Entries provided:

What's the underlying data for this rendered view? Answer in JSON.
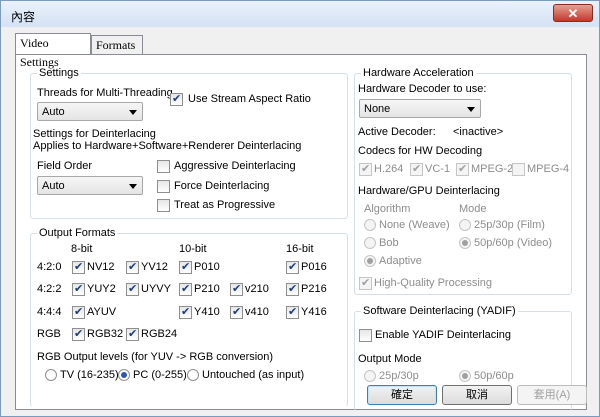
{
  "window": {
    "title": "內容",
    "close_glyph": "✕"
  },
  "tabs": [
    {
      "label": "Video Settings"
    },
    {
      "label": "Formats"
    }
  ],
  "settings": {
    "group_title": "Settings",
    "threads_label": "Threads for Multi-Threading",
    "threads_value": "Auto",
    "stream_aspect_label": "Use Stream Aspect Ratio",
    "deint_title": "Settings for Deinterlacing",
    "deint_sub": "Applies to Hardware+Software+Renderer Deinterlacing",
    "field_order_label": "Field Order",
    "field_order_value": "Auto",
    "aggressive_label": "Aggressive Deinterlacing",
    "force_label": "Force Deinterlacing",
    "progressive_label": "Treat as Progressive"
  },
  "output_formats": {
    "group_title": "Output Formats",
    "col_8bit": "8-bit",
    "col_10bit": "10-bit",
    "col_16bit": "16-bit",
    "row_420": "4:2:0",
    "row_422": "4:2:2",
    "row_444": "4:4:4",
    "row_rgb": "RGB",
    "nv12": "NV12",
    "yv12": "YV12",
    "p010": "P010",
    "p016": "P016",
    "yuy2": "YUY2",
    "uyvy": "UYVY",
    "p210": "P210",
    "v210": "v210",
    "p216": "P216",
    "ayuv": "AYUV",
    "y410": "Y410",
    "v410": "v410",
    "y416": "Y416",
    "rgb32": "RGB32",
    "rgb24": "RGB24",
    "levels_label": "RGB Output levels (for YUV -> RGB conversion)",
    "levels_tv": "TV (16-235)",
    "levels_pc": "PC (0-255)",
    "levels_untouched": "Untouched (as input)"
  },
  "hw": {
    "group_title": "Hardware Acceleration",
    "decoder_label": "Hardware Decoder to use:",
    "decoder_value": "None",
    "active_label": "Active Decoder:",
    "active_value": "<inactive>",
    "codecs_label": "Codecs for HW Decoding",
    "h264": "H.264",
    "vc1": "VC-1",
    "mpeg2": "MPEG-2",
    "mpeg4": "MPEG-4",
    "deint_label": "Hardware/GPU Deinterlacing",
    "algo_label": "Algorithm",
    "mode_label": "Mode",
    "algo_none": "None (Weave)",
    "algo_bob": "Bob",
    "algo_adaptive": "Adaptive",
    "mode_25p": "25p/30p (Film)",
    "mode_50p": "50p/60p (Video)",
    "hq_label": "High-Quality Processing"
  },
  "sw": {
    "group_title": "Software Deinterlacing (YADIF)",
    "enable_label": "Enable YADIF Deinterlacing",
    "output_mode_label": "Output Mode",
    "mode_25p": "25p/30p",
    "mode_50p": "50p/60p"
  },
  "buttons": {
    "ok": "確定",
    "cancel": "取消",
    "apply": "套用(A)"
  },
  "colors": {
    "accent": "#2a5ab0",
    "group_border": "#d5dfe5"
  }
}
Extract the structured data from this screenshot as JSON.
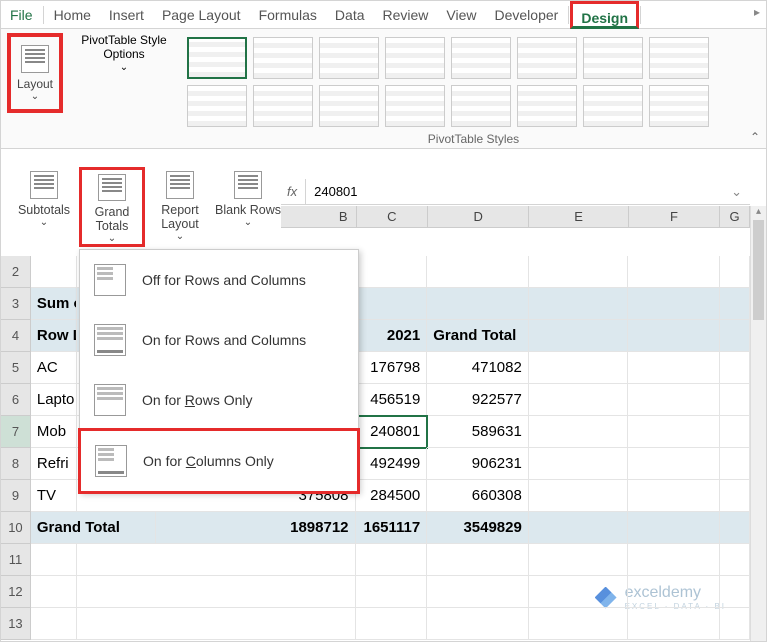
{
  "tabs": [
    "File",
    "Home",
    "Insert",
    "Page Layout",
    "Formulas",
    "Data",
    "Review",
    "View",
    "Developer",
    "Design"
  ],
  "ribbon": {
    "layout": "Layout",
    "pivot_options": "PivotTable Style Options",
    "styles_label": "PivotTable Styles"
  },
  "layout_menu": {
    "subtotals": "Subtotals",
    "grand_totals": "Grand Totals",
    "report_layout": "Report Layout",
    "blank_rows": "Blank Rows"
  },
  "grand_totals_menu": {
    "off": "Off for Rows and Columns",
    "on_both": "On for Rows and Columns",
    "rows_only_pre": "On for ",
    "rows_only_u": "R",
    "rows_only_post": "ows Only",
    "cols_only_pre": "On for ",
    "cols_only_u": "C",
    "cols_only_post": "olumns Only"
  },
  "formula_bar": {
    "fx": "fx",
    "value": "240801"
  },
  "col_headers": {
    "B": "B",
    "C": "C",
    "D": "D",
    "E": "E",
    "F": "F",
    "G": "G"
  },
  "rows": {
    "n2": "2",
    "n3": "3",
    "n4": "4",
    "n5": "5",
    "n6": "6",
    "n7": "7",
    "n8": "8",
    "n9": "9",
    "n10": "10",
    "n11": "11",
    "n12": "12",
    "n13": "13"
  },
  "pivot": {
    "sum_of": "Sum o",
    "row_labels": "Row L",
    "col_2021": "2021",
    "grand_total_col": "Grand Total",
    "rows_data": [
      {
        "label": "AC",
        "v2021": "176798",
        "gt": "471082"
      },
      {
        "label": "Lapto",
        "v2021": "456519",
        "gt": "922577"
      },
      {
        "label": "Mob",
        "v2021": "240801",
        "gt": "589631"
      },
      {
        "label": "Refri",
        "v2021": "492499",
        "gt": "906231"
      },
      {
        "label": "TV",
        "v2020": "375808",
        "v2021": "284500",
        "gt": "660308"
      }
    ],
    "grand_total_label": "Grand Total",
    "gt_2020": "1898712",
    "gt_2021": "1651117",
    "gt_all": "3549829"
  },
  "watermark": {
    "brand": "exceldemy",
    "sub": "EXCEL · DATA · BI"
  }
}
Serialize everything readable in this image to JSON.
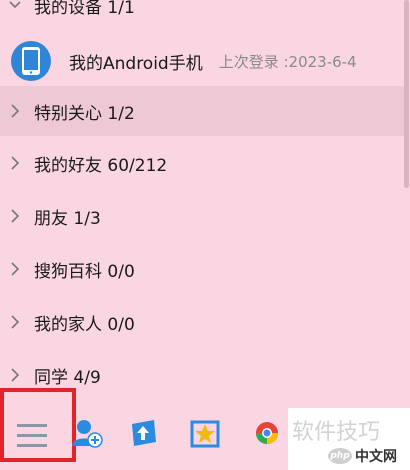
{
  "device_group": {
    "label": "我的设备 1/1"
  },
  "device": {
    "name": "我的Android手机",
    "last_login": "上次登录 :2023-6-4"
  },
  "groups": [
    {
      "label": "特别关心 1/2",
      "selected": true
    },
    {
      "label": "我的好友 60/212",
      "selected": false
    },
    {
      "label": "朋友 1/3",
      "selected": false
    },
    {
      "label": "搜狗百科 0/0",
      "selected": false
    },
    {
      "label": "我的家人 0/0",
      "selected": false
    },
    {
      "label": "同学 4/9",
      "selected": false
    }
  ],
  "toolbar": {
    "icons": [
      "menu-icon",
      "add-contact-icon",
      "share-icon",
      "star-app-icon",
      "chrome-app-icon"
    ]
  },
  "watermark": {
    "text": "软件技巧",
    "logo_badge": "php",
    "logo_text": "中文网"
  },
  "colors": {
    "background": "#f9d6e2",
    "selected_row": "#efc8d5",
    "highlight_border": "#e0262b",
    "avatar": "#2f86d6",
    "accent_blue": "#2a8be0"
  }
}
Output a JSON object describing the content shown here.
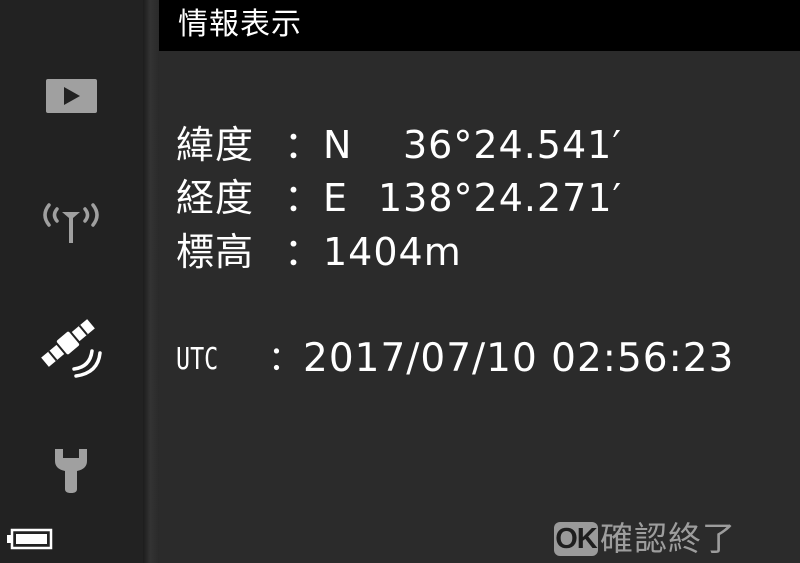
{
  "header": {
    "title": "情報表示"
  },
  "sidebar": {
    "items": [
      {
        "name": "playback",
        "icon": "play-icon"
      },
      {
        "name": "wireless",
        "icon": "wifi-antenna-icon"
      },
      {
        "name": "gps",
        "icon": "satellite-icon"
      },
      {
        "name": "setup",
        "icon": "wrench-icon"
      }
    ],
    "active": "gps",
    "battery_icon": "battery-icon"
  },
  "info": {
    "latitude": {
      "label": "緯度",
      "hemisphere": "N",
      "value": "36°24.541′"
    },
    "longitude": {
      "label": "経度",
      "hemisphere": "E",
      "value": "138°24.271′"
    },
    "altitude": {
      "label": "標高",
      "value": "1404m"
    },
    "separator": "：",
    "utc": {
      "label": "UTC",
      "separator": "：",
      "value": "2017/07/10  02:56:23"
    }
  },
  "footer": {
    "ok_badge": "OK",
    "ok_text": "確認終了"
  },
  "colors": {
    "background": "#2b2b2b",
    "sidebar": "#222222",
    "title_bar": "#000000",
    "text": "#ffffff",
    "inactive_icon": "#a0a0a0",
    "hint_text": "#9d9d9d"
  }
}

Objective: Leave out the pictures and output the rest of the material exactly as written.

Task answer:
What's the underlying data for this rendered view? Answer in JSON.
{
  "window": {
    "title": "內容",
    "close_glyph": "✕"
  },
  "tabs": [
    {
      "label": "Video Settings"
    },
    {
      "label": "Formats"
    }
  ],
  "settings": {
    "group_title": "Settings",
    "threads_label": "Threads for Multi-Threading",
    "threads_value": "Auto",
    "stream_aspect_label": "Use Stream Aspect Ratio",
    "deint_title": "Settings for Deinterlacing",
    "deint_sub": "Applies to Hardware+Software+Renderer Deinterlacing",
    "field_order_label": "Field Order",
    "field_order_value": "Auto",
    "aggressive_label": "Aggressive Deinterlacing",
    "force_label": "Force Deinterlacing",
    "progressive_label": "Treat as Progressive"
  },
  "output_formats": {
    "group_title": "Output Formats",
    "col_8bit": "8-bit",
    "col_10bit": "10-bit",
    "col_16bit": "16-bit",
    "row_420": "4:2:0",
    "row_422": "4:2:2",
    "row_444": "4:4:4",
    "row_rgb": "RGB",
    "nv12": "NV12",
    "yv12": "YV12",
    "p010": "P010",
    "p016": "P016",
    "yuy2": "YUY2",
    "uyvy": "UYVY",
    "p210": "P210",
    "v210": "v210",
    "p216": "P216",
    "ayuv": "AYUV",
    "y410": "Y410",
    "v410": "v410",
    "y416": "Y416",
    "rgb32": "RGB32",
    "rgb24": "RGB24",
    "levels_label": "RGB Output levels (for YUV -> RGB conversion)",
    "levels_tv": "TV (16-235)",
    "levels_pc": "PC (0-255)",
    "levels_untouched": "Untouched (as input)"
  },
  "hw": {
    "group_title": "Hardware Acceleration",
    "decoder_label": "Hardware Decoder to use:",
    "decoder_value": "None",
    "active_label": "Active Decoder:",
    "active_value": "<inactive>",
    "codecs_label": "Codecs for HW Decoding",
    "h264": "H.264",
    "vc1": "VC-1",
    "mpeg2": "MPEG-2",
    "mpeg4": "MPEG-4",
    "deint_label": "Hardware/GPU Deinterlacing",
    "algo_label": "Algorithm",
    "mode_label": "Mode",
    "algo_none": "None (Weave)",
    "algo_bob": "Bob",
    "algo_adaptive": "Adaptive",
    "mode_25p": "25p/30p (Film)",
    "mode_50p": "50p/60p (Video)",
    "hq_label": "High-Quality Processing"
  },
  "sw": {
    "group_title": "Software Deinterlacing (YADIF)",
    "enable_label": "Enable YADIF Deinterlacing",
    "output_mode_label": "Output Mode",
    "mode_25p": "25p/30p",
    "mode_50p": "50p/60p"
  },
  "buttons": {
    "ok": "確定",
    "cancel": "取消",
    "apply": "套用(A)"
  },
  "colors": {
    "accent": "#2a5ab0",
    "group_border": "#d5dfe5"
  }
}
Extract the structured data from this screenshot as JSON.
{
  "tabs": [
    "File",
    "Home",
    "Insert",
    "Page Layout",
    "Formulas",
    "Data",
    "Review",
    "View",
    "Developer",
    "Design"
  ],
  "ribbon": {
    "layout": "Layout",
    "pivot_options": "PivotTable Style Options",
    "styles_label": "PivotTable Styles"
  },
  "layout_menu": {
    "subtotals": "Subtotals",
    "grand_totals": "Grand Totals",
    "report_layout": "Report Layout",
    "blank_rows": "Blank Rows"
  },
  "grand_totals_menu": {
    "off": "Off for Rows and Columns",
    "on_both": "On for Rows and Columns",
    "rows_only_pre": "On for ",
    "rows_only_u": "R",
    "rows_only_post": "ows Only",
    "cols_only_pre": "On for ",
    "cols_only_u": "C",
    "cols_only_post": "olumns Only"
  },
  "formula_bar": {
    "fx": "fx",
    "value": "240801"
  },
  "col_headers": {
    "B": "B",
    "C": "C",
    "D": "D",
    "E": "E",
    "F": "F",
    "G": "G"
  },
  "rows": {
    "n2": "2",
    "n3": "3",
    "n4": "4",
    "n5": "5",
    "n6": "6",
    "n7": "7",
    "n8": "8",
    "n9": "9",
    "n10": "10",
    "n11": "11",
    "n12": "12",
    "n13": "13"
  },
  "pivot": {
    "sum_of": "Sum o",
    "row_labels": "Row L",
    "col_2021": "2021",
    "grand_total_col": "Grand Total",
    "rows_data": [
      {
        "label": "AC",
        "v2021": "176798",
        "gt": "471082"
      },
      {
        "label": "Lapto",
        "v2021": "456519",
        "gt": "922577"
      },
      {
        "label": "Mob",
        "v2021": "240801",
        "gt": "589631"
      },
      {
        "label": "Refri",
        "v2021": "492499",
        "gt": "906231"
      },
      {
        "label": "TV",
        "v2020": "375808",
        "v2021": "284500",
        "gt": "660308"
      }
    ],
    "grand_total_label": "Grand Total",
    "gt_2020": "1898712",
    "gt_2021": "1651117",
    "gt_all": "3549829"
  },
  "watermark": {
    "brand": "exceldemy",
    "sub": "EXCEL · DATA · BI"
  }
}
Serialize everything readable in this image to JSON.
{
  "device_group": {
    "label": "我的设备 1/1"
  },
  "device": {
    "name": "我的Android手机",
    "last_login": "上次登录 :2023-6-4"
  },
  "groups": [
    {
      "label": "特别关心 1/2",
      "selected": true
    },
    {
      "label": "我的好友 60/212",
      "selected": false
    },
    {
      "label": "朋友 1/3",
      "selected": false
    },
    {
      "label": "搜狗百科 0/0",
      "selected": false
    },
    {
      "label": "我的家人 0/0",
      "selected": false
    },
    {
      "label": "同学 4/9",
      "selected": false
    }
  ],
  "toolbar": {
    "icons": [
      "menu-icon",
      "add-contact-icon",
      "share-icon",
      "star-app-icon",
      "chrome-app-icon"
    ]
  },
  "watermark": {
    "text": "软件技巧",
    "logo_badge": "php",
    "logo_text": "中文网"
  },
  "colors": {
    "background": "#f9d6e2",
    "selected_row": "#efc8d5",
    "highlight_border": "#e0262b",
    "avatar": "#2f86d6",
    "accent_blue": "#2a8be0"
  }
}
Output a JSON object describing the content shown here.
{
  "header": {
    "title": "情報表示"
  },
  "sidebar": {
    "items": [
      {
        "name": "playback",
        "icon": "play-icon"
      },
      {
        "name": "wireless",
        "icon": "wifi-antenna-icon"
      },
      {
        "name": "gps",
        "icon": "satellite-icon"
      },
      {
        "name": "setup",
        "icon": "wrench-icon"
      }
    ],
    "active": "gps",
    "battery_icon": "battery-icon"
  },
  "info": {
    "latitude": {
      "label": "緯度",
      "hemisphere": "N",
      "value": "36°24.541′"
    },
    "longitude": {
      "label": "経度",
      "hemisphere": "E",
      "value": "138°24.271′"
    },
    "altitude": {
      "label": "標高",
      "value": "1404m"
    },
    "separator": "：",
    "utc": {
      "label": "UTC",
      "separator": "：",
      "value": "2017/07/10  02:56:23"
    }
  },
  "footer": {
    "ok_badge": "OK",
    "ok_text": "確認終了"
  },
  "colors": {
    "background": "#2b2b2b",
    "sidebar": "#222222",
    "title_bar": "#000000",
    "text": "#ffffff",
    "inactive_icon": "#a0a0a0",
    "hint_text": "#9d9d9d"
  }
}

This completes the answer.